** begin Supplied data **
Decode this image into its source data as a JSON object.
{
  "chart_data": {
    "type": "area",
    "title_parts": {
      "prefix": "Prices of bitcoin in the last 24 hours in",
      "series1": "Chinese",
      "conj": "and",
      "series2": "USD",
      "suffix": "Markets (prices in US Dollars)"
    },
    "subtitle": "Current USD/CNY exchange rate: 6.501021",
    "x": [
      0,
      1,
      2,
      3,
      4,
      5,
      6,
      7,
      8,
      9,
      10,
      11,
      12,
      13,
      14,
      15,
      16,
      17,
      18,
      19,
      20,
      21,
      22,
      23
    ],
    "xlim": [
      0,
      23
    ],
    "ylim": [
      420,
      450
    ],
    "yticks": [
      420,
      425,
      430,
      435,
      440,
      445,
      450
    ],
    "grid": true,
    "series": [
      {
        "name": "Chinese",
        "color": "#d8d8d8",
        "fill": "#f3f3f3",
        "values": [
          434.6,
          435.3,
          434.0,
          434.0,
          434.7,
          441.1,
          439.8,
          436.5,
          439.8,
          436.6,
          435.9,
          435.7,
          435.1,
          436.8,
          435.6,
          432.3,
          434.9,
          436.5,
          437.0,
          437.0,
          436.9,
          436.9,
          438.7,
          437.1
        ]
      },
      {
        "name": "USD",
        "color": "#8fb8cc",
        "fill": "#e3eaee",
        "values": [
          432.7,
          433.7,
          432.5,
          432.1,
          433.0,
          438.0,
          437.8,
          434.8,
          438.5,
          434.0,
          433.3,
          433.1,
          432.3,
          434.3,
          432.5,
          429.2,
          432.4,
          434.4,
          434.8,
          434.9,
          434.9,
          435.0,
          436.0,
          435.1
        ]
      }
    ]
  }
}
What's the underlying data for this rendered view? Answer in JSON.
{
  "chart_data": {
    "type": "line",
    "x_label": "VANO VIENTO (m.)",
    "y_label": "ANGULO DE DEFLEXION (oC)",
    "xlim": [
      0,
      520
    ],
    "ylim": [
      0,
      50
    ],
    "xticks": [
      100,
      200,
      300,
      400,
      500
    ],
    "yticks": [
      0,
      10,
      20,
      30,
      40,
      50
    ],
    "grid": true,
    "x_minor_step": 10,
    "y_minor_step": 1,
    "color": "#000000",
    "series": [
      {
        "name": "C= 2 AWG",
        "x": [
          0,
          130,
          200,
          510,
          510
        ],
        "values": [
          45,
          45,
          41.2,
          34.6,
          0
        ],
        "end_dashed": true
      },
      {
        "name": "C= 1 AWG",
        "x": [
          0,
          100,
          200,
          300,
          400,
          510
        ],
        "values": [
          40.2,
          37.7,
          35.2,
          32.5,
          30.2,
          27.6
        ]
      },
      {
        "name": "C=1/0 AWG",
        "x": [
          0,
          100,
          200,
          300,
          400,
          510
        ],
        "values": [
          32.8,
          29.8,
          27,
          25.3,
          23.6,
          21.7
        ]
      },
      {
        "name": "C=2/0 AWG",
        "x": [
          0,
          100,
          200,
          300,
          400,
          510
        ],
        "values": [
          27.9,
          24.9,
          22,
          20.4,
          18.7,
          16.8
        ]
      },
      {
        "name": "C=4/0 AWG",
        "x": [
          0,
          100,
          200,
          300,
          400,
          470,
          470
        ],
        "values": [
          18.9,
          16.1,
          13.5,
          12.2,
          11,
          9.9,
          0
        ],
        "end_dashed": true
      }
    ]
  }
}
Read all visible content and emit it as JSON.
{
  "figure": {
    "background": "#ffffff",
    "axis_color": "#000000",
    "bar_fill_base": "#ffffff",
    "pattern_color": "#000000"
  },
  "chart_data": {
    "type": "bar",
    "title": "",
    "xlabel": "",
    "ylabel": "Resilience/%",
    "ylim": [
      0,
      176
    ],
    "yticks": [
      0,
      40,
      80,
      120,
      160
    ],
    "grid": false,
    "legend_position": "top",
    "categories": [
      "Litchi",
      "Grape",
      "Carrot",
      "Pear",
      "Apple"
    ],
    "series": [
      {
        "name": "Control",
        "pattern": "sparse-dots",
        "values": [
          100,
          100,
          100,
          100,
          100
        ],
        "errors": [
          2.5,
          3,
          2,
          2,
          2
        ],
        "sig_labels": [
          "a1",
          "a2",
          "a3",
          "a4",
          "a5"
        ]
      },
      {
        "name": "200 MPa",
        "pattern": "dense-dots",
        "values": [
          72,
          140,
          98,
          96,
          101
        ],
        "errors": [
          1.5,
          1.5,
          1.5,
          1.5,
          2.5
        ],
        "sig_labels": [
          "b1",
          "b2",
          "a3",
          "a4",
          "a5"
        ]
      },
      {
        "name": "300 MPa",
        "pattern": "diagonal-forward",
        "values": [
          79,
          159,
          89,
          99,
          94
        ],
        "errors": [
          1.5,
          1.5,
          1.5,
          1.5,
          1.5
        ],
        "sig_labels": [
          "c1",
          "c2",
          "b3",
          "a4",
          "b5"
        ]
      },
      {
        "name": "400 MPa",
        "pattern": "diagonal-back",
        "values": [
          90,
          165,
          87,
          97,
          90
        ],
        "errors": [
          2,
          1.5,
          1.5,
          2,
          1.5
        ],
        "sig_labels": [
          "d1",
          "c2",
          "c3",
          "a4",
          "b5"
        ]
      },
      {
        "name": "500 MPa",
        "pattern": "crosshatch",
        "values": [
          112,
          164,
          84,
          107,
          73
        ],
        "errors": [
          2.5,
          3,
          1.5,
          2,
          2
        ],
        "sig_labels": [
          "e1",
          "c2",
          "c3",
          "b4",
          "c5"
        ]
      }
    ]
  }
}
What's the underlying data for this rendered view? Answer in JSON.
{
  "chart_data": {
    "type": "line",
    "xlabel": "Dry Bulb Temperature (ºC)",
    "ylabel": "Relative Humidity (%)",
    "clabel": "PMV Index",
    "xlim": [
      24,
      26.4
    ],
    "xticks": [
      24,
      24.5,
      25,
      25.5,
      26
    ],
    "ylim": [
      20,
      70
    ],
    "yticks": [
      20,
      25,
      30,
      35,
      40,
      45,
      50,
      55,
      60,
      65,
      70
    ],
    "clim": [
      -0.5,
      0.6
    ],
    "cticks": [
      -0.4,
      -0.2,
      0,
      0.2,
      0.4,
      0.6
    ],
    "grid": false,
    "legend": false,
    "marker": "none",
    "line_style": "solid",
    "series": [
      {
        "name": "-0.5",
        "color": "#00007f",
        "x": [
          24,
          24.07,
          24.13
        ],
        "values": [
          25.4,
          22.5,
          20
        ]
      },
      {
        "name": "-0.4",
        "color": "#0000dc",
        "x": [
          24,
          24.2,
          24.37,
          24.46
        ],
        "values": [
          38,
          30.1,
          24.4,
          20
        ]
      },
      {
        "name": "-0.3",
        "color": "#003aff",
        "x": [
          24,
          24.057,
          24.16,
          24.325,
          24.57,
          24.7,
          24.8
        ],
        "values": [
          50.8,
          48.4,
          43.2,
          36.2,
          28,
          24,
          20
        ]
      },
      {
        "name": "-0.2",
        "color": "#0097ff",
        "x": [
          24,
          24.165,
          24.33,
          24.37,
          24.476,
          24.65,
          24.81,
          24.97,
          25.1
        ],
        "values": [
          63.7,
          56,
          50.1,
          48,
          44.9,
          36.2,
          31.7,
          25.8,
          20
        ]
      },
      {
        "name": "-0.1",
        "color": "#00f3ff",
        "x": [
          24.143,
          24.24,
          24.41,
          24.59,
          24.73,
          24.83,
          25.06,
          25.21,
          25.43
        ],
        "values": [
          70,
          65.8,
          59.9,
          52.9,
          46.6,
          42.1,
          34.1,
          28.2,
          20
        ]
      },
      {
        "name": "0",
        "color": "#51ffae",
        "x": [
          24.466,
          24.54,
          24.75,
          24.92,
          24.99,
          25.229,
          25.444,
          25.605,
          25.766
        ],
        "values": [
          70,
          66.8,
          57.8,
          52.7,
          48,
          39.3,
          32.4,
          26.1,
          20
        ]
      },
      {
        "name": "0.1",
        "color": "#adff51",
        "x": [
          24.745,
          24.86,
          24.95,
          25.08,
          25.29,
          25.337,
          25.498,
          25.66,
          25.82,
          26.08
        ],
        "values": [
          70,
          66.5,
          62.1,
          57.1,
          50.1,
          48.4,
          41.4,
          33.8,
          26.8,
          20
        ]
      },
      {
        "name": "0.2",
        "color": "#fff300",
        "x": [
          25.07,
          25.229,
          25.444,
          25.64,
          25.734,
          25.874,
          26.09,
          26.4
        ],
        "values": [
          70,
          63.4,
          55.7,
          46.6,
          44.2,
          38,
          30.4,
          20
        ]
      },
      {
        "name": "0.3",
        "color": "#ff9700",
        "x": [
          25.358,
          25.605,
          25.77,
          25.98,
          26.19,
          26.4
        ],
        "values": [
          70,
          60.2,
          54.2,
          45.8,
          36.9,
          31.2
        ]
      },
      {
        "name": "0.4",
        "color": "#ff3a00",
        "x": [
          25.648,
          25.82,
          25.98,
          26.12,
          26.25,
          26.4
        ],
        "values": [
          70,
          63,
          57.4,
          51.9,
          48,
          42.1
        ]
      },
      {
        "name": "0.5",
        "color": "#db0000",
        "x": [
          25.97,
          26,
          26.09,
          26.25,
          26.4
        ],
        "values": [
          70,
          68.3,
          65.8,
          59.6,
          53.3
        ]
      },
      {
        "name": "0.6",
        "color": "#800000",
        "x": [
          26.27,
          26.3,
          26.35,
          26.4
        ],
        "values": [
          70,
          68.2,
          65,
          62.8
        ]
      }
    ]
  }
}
** end Supplied data **
Show every line from the entries above in which "type" appears.

    "type": "area",
    "type": "line",
    "type": "bar",
    "type": "line",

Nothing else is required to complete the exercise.